# The tasks
- A) From the real estate post, extract the passage that begins with the words containing "4.         Do you want to generate" and ends with "your business’ income?", copying it word for word.
- B) Write a continuation of the real estate post, picking up right after its final sentence.

# Source text
* Start *

Thursday, July 26, 2012


Buyer’s Rights in Purchasing Property

            1.         Did you know your real estate agent only gets paid if the transaction closes? Would you like to have the benefit of an attorney experienced in real estate transactions and law, whose fee is not dependent on whether you close the transaction?

            2.         Do you know how to determine what restrictions and easements will affect your property after you buy it?

            3.         Would you like to know where the easements are located on your property before you buy it?

            4.         Do you want to know the deadlines in the contract for inspections, financing, objecting to the condition of the property, obtaining and reviewing the title evidence, objecting to the status of the title?

            5.         Did you know that you should be getting title insurance to protect you from liens on the property, from fraudulent conveyances, from anyone who may claim an interest in your property, from encroachments or boundary line disputes, and from any other matters that may affect your title?

            6.         Will you be reviewing the Commitment to Insure Title and know how to evaluate it to see what matters will affect your title after you close when it is too late to complain?

            7.         How often have you reviewed a Settlement Statement to be comfortable with the correct allocation of expenses, prorations and pre-paid charges?

            8.         Have you obtained preliminary loan approval?

9.         What conditions need to be satisfied before you purchase the property, e.g., appraisal, financing, environmental, building inspections, plans and permitting?

Michael S. Price, Esq. is a Florida Supreme Court Certified Circuit Civil Mediator, located at 1616 Jork Rd., Suite 102, Jacksonville, FL 32207; telephone (904) 396-4445; e-mail mprice@michaelpricelaw.com. Mr. Price focuses on tenant rights, leases, real estate, contracts, divorce, criminal law, and mediating disputes related to construction, leasing, foreclosure, property defects, binder deposits, probate, family owned property and disputes related to business, partnerships and shareholders.

Tenant's Rights

            1.         What is your experience in reviewing and negotiating leases?

            2.         Do you want to protect your personal assets from financial losses?

            3.         Do you know whether to form a corporation, limited liability company or other entity?

            4.         Do you want to generate only regular income from your business or also have the ability to sell your business for a multiple of your business’ income?

            5.         When you sell your business, do you want to continue to be personally liable for the new business owner’s financial obligations to the Landlord?

* End *

[Some records]

* Start *

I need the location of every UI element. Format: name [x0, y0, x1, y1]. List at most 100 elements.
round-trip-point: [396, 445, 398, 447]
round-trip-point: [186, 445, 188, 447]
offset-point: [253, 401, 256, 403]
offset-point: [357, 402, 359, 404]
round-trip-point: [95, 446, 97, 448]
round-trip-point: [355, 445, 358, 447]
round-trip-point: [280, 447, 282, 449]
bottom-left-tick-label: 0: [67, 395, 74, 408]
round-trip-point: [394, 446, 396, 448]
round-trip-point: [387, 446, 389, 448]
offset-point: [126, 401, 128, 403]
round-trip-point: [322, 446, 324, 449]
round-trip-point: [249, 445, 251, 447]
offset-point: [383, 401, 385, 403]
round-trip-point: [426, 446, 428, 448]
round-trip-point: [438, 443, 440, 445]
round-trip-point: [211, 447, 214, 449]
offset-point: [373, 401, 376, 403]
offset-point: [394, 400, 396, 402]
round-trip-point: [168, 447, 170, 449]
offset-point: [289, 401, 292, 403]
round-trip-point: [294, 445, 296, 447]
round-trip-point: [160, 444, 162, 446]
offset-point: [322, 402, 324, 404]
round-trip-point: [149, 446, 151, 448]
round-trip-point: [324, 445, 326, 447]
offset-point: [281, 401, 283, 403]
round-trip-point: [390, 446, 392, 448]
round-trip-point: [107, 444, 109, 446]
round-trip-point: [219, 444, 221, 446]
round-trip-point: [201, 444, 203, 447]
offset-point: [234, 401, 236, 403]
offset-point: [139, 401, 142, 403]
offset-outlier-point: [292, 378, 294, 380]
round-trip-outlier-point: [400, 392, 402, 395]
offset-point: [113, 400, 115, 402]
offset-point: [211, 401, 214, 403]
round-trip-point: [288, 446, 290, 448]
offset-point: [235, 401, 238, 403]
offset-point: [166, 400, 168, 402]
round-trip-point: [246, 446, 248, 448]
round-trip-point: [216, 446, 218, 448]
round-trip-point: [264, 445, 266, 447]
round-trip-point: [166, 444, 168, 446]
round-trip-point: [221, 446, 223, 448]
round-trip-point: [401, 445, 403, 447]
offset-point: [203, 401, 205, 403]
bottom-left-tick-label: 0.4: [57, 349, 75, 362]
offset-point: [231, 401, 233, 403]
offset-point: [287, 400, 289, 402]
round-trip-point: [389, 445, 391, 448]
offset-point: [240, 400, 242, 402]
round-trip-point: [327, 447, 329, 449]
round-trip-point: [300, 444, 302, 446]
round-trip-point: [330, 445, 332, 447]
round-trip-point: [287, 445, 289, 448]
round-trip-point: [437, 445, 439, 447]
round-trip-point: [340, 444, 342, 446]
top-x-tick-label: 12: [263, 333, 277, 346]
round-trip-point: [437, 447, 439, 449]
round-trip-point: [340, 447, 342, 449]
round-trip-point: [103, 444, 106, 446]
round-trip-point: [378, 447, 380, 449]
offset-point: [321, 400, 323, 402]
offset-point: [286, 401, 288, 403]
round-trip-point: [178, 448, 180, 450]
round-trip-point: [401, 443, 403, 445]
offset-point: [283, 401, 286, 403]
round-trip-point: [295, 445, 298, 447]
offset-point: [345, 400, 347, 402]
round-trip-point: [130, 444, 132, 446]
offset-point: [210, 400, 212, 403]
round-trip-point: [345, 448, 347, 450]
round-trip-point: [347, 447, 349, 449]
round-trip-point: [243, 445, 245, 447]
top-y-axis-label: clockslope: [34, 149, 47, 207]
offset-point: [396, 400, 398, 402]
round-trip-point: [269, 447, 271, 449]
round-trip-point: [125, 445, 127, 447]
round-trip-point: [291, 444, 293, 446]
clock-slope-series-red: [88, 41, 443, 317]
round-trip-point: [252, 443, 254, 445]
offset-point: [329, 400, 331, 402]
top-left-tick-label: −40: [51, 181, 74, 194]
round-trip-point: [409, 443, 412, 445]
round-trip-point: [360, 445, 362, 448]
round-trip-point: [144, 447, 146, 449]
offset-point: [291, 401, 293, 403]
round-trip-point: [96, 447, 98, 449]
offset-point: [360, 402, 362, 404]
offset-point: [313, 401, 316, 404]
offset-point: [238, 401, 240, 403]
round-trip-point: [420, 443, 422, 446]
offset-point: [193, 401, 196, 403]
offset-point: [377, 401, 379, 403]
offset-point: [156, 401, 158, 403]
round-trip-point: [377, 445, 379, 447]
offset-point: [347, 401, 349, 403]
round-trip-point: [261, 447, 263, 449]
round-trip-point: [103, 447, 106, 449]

* End *

# Results by task
- A)
4.         Do you want to generate only regular income from your business or also have the ability to sell your business for a multiple of your business’ income?

- B)
            6.         Do you want the ability to extend the lease term in case you want to continue or sell your business?

            7.         Do you want the Landlord to have the uncontrolled ability to charge expenses of the center to you?

Michael S. Price, Esq. is a Florida Supreme Court Certified Circuit Civil Mediator, located at 1616 Jork Rd., Suite 102, Jacksonville, FL 32207; telephone (904) 396-4445; e-mail mprice@michaelpricelaw.com. Mr. Price focuses on tenant rights, leases, real estate, contracts, divorce, criminal law, and mediating disputes related to construction, leasing, foreclosure, property defects, binder deposits, probate, family owned property and disputes related to business, partnerships and shareholders.        

Monday, July 23, 2012


Commercial Tenant Lease Rights

            More and more small businesses are springing up. The businesses usually need to lease space. Existing businesses need to continue leasing. Commercial tenants are at a huge disadvantage and are at the Landlord’s mercy if the Tenants do not know their rights and options in negotiating a new lease or the terms of a lease extension.
            Entity and Guarantee: A lease is a contract as well as a conveyance of the right to occupy a leased space (the “Premises”). The Tenant should not be the individual. The individual or individuals owning the business should create a corporation, limited liability company or other entity to be the Tenant. The individual business owner should consult an attorney or accounting consultant (preferably a CPA) as to which type of entity to use. The purpose of having an entity as the Tenant is to prevent the individual from having personal liability for personal injury at the Premises, personal liability for business obligations, and personal liability for failure of the business to pay the lease rent and other financial obligations of the lease.
            Landlords typically require a personal guarantee for the lease rent and other financial obligations of the lease. By giving a personal guarantee, the individual gives up the protection and purpose of the corporate entity which was formed to be the Tenant. Do not agree to a personal guarantee.
            If you just need to have a location where the personal guarantee is a deal breaker, at least try to limit the personal guarantee. Try to limit the dollar amount of the guarantee, or try to limit the term of the guarantee. For example, if the term of the lease is five years, try to limit the guarantee to one year, or the equivalent of one year’s rent.
            Term:   Many business owners overlook the potential value of their business. Most business owners are focused on creating recurring income to support themselves. But, the real potential income is selling the business. Businesses are valued on the stream of income the business generates. For example, if a business generates $25,000.00 after all expenses, and the market for that type of business will attract buyers wanting a 15% return on their investment, then the business could be worth $166,667.
            If you want to preserve your ability to sell the business, the business needs to have the right to continue to occupy the Premises after the initial lease term. The lease should provide that the Tenant has the right or option to extend the lease term. The rent for the option term should be established in the initial lease, and not left to be determined later. The Tenant’s guarantee should not be extended into the option term, and should terminate if the business is sold. The Landlord reasonably can condition the assignment of the lease on obtaining a substitute guarantee from the individual(s) who own the entity buying the business and assuming the lease obligations.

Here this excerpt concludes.